Extracted data entries:
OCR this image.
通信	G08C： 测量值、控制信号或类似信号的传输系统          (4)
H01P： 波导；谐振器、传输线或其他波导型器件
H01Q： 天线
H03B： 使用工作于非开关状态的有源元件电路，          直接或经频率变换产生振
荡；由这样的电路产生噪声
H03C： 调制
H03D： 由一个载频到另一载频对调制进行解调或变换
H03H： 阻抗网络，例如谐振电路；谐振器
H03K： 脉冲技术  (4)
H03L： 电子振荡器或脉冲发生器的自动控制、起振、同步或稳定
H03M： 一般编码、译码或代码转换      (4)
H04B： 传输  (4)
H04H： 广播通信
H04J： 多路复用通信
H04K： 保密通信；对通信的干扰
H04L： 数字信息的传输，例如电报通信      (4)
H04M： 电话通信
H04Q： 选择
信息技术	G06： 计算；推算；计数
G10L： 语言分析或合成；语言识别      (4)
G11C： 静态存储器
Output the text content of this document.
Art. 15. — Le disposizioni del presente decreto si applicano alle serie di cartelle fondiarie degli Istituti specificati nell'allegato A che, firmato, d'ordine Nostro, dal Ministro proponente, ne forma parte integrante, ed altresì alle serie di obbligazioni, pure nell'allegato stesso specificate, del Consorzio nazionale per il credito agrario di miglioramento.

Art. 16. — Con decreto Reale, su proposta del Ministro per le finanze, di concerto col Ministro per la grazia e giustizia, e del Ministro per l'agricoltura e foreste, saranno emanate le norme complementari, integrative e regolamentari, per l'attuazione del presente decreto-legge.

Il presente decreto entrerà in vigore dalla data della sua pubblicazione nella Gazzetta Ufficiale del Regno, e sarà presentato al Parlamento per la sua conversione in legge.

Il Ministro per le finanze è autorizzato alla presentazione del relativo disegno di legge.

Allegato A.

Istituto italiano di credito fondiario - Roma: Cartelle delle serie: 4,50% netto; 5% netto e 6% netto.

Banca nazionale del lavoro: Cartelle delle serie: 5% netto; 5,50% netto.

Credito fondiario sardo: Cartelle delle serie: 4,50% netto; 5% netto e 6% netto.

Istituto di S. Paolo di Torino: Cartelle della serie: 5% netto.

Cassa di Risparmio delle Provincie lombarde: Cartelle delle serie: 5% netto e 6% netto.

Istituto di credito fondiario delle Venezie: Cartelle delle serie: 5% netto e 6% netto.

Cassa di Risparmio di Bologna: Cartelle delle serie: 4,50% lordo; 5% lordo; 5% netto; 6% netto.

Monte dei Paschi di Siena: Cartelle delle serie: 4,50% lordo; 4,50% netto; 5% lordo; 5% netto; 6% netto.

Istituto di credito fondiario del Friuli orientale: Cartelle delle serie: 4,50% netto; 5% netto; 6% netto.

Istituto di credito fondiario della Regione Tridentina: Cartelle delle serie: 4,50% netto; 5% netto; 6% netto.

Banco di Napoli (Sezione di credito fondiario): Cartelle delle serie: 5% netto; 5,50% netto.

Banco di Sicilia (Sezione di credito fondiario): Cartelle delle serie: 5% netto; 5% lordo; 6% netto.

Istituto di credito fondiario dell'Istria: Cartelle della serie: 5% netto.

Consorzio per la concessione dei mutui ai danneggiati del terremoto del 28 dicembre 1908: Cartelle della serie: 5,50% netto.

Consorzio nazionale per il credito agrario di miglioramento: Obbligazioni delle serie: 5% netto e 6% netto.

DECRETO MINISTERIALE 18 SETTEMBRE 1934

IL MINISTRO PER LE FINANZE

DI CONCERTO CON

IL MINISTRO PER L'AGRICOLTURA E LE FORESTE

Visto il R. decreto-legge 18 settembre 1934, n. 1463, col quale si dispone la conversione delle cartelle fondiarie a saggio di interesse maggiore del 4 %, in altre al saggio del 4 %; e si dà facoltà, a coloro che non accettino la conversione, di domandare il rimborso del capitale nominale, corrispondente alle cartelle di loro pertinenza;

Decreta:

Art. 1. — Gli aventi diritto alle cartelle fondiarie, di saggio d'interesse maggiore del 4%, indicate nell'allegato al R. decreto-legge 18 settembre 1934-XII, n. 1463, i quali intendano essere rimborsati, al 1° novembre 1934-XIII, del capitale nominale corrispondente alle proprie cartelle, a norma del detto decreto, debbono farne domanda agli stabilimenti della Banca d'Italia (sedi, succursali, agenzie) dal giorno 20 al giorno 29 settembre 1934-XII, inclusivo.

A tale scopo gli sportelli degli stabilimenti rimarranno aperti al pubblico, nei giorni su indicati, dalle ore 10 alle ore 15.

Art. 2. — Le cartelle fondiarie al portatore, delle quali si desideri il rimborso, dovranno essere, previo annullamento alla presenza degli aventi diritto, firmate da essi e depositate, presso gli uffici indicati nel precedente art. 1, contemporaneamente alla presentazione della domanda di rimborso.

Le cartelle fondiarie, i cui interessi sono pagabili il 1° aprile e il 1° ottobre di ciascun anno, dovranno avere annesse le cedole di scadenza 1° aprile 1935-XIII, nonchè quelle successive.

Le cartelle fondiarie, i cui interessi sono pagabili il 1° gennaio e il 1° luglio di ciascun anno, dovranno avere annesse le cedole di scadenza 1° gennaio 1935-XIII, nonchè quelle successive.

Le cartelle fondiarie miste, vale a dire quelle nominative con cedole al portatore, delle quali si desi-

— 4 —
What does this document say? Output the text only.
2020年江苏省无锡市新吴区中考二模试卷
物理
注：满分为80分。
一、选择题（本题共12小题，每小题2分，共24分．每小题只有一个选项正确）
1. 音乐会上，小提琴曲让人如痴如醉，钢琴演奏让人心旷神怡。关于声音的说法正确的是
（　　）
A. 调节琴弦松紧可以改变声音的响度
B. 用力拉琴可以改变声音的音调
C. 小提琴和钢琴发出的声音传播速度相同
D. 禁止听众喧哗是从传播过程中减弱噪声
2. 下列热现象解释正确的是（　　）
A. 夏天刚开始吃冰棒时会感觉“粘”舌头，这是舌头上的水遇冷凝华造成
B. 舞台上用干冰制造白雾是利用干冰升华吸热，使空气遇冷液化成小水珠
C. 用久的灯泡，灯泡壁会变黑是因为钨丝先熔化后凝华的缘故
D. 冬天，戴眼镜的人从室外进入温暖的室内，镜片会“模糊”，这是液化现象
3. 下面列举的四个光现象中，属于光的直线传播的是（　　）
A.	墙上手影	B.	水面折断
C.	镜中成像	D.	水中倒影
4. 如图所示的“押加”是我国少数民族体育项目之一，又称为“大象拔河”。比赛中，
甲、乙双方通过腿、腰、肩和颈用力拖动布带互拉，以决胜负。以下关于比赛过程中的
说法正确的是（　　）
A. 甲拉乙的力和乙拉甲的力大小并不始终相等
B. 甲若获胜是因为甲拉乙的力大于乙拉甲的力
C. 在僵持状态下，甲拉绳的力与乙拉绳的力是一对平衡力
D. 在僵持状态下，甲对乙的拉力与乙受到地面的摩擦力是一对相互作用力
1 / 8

* **EXERCISE TASK**
Reproduce only the lines running from the one that contains "What does this" to the last line of the records.

* **OUTPUT FOR THIS EXERCISE**
What does this document say? Output the text only.
2020年江苏省无锡市新吴区中考二模试卷
物理
注：满分为80分。
一、选择题（本题共12小题，每小题2分，共24分．每小题只有一个选项正确）
1. 音乐会上，小提琴曲让人如痴如醉，钢琴演奏让人心旷神怡。关于声音的说法正确的是
（　　）
A. 调节琴弦松紧可以改变声音的响度
B. 用力拉琴可以改变声音的音调
C. 小提琴和钢琴发出的声音传播速度相同
D. 禁止听众喧哗是从传播过程中减弱噪声
2. 下列热现象解释正确的是（　　）
A. 夏天刚开始吃冰棒时会感觉“粘”舌头，这是舌头上的水遇冷凝华造成
B. 舞台上用干冰制造白雾是利用干冰升华吸热，使空气遇冷液化成小水珠
C. 用久的灯泡，灯泡壁会变黑是因为钨丝先熔化后凝华的缘故
D. 冬天，戴眼镜的人从室外进入温暖的室内，镜片会“模糊”，这是液化现象
3. 下面列举的四个光现象中，属于光的直线传播的是（　　）
A.	墙上手影	B.	水面折断
C.	镜中成像	D.	水中倒影
4. 如图所示的“押加”是我国少数民族体育项目之一，又称为“大象拔河”。比赛中，
甲、乙双方通过腿、腰、肩和颈用力拖动布带互拉，以决胜负。以下关于比赛过程中的
说法正确的是（　　）
A. 甲拉乙的力和乙拉甲的力大小并不始终相等
B. 甲若获胜是因为甲拉乙的力大于乙拉甲的力
C. 在僵持状态下，甲拉绳的力与乙拉绳的力是一对平衡力
D. 在僵持状态下，甲对乙的拉力与乙受到地面的摩擦力是一对相互作用力
1 / 8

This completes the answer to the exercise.